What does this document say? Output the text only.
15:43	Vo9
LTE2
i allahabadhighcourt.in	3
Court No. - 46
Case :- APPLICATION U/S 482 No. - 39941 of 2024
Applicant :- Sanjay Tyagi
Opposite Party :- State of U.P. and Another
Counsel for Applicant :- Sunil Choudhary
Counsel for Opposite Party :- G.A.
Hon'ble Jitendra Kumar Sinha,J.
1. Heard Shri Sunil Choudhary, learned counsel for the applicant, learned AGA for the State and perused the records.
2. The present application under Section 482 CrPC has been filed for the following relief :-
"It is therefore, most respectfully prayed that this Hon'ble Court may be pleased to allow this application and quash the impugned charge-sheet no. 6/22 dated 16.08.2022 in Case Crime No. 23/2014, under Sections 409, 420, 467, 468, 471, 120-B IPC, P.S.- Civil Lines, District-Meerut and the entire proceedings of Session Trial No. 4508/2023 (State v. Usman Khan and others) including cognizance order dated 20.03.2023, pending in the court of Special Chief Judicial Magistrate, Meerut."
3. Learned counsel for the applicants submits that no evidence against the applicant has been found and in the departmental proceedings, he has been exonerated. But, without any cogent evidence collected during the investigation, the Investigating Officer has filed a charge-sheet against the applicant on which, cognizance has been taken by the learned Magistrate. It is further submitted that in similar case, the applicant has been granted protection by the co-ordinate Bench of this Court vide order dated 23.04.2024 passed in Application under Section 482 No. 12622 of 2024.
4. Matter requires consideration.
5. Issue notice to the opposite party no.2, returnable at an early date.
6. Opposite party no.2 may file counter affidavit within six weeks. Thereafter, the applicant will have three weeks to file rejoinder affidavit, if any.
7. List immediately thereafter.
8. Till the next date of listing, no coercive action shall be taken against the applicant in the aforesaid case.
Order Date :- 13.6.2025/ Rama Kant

__Task prompt__.
Extract each entry in full and write it down exactly.

__Written solution__.
What does this document say? Output the text only.
15:43	Vo9
LTE2
i allahabadhighcourt.in	3
Court No. - 46
Case :- APPLICATION U/S 482 No. - 39941 of 2024
Applicant :- Sanjay Tyagi
Opposite Party :- State of U.P. and Another
Counsel for Applicant :- Sunil Choudhary
Counsel for Opposite Party :- G.A.
Hon'ble Jitendra Kumar Sinha,J.
1. Heard Shri Sunil Choudhary, learned counsel for the applicant, learned AGA for the State and perused the records.
2. The present application under Section 482 CrPC has been filed for the following relief :-
"It is therefore, most respectfully prayed that this Hon'ble Court may be pleased to allow this application and quash the impugned charge-sheet no. 6/22 dated 16.08.2022 in Case Crime No. 23/2014, under Sections 409, 420, 467, 468, 471, 120-B IPC, P.S.- Civil Lines, District-Meerut and the entire proceedings of Session Trial No. 4508/2023 (State v. Usman Khan and others) including cognizance order dated 20.03.2023, pending in the court of Special Chief Judicial Magistrate, Meerut."
3. Learned counsel for the applicants submits that no evidence against the applicant has been found and in the departmental proceedings, he has been exonerated. But, without any cogent evidence collected during the investigation, the Investigating Officer has filed a charge-sheet against the applicant on which, cognizance has been taken by the learned Magistrate. It is further submitted that in similar case, the applicant has been granted protection by the co-ordinate Bench of this Court vide order dated 23.04.2024 passed in Application under Section 482 No. 12622 of 2024.
4. Matter requires consideration.
5. Issue notice to the opposite party no.2, returnable at an early date.
6. Opposite party no.2 may file counter affidavit within six weeks. Thereafter, the applicant will have three weeks to file rejoinder affidavit, if any.
7. List immediately thereafter.
8. Till the next date of listing, no coercive action shall be taken against the applicant in the aforesaid case.
Order Date :- 13.6.2025/ Rama Kant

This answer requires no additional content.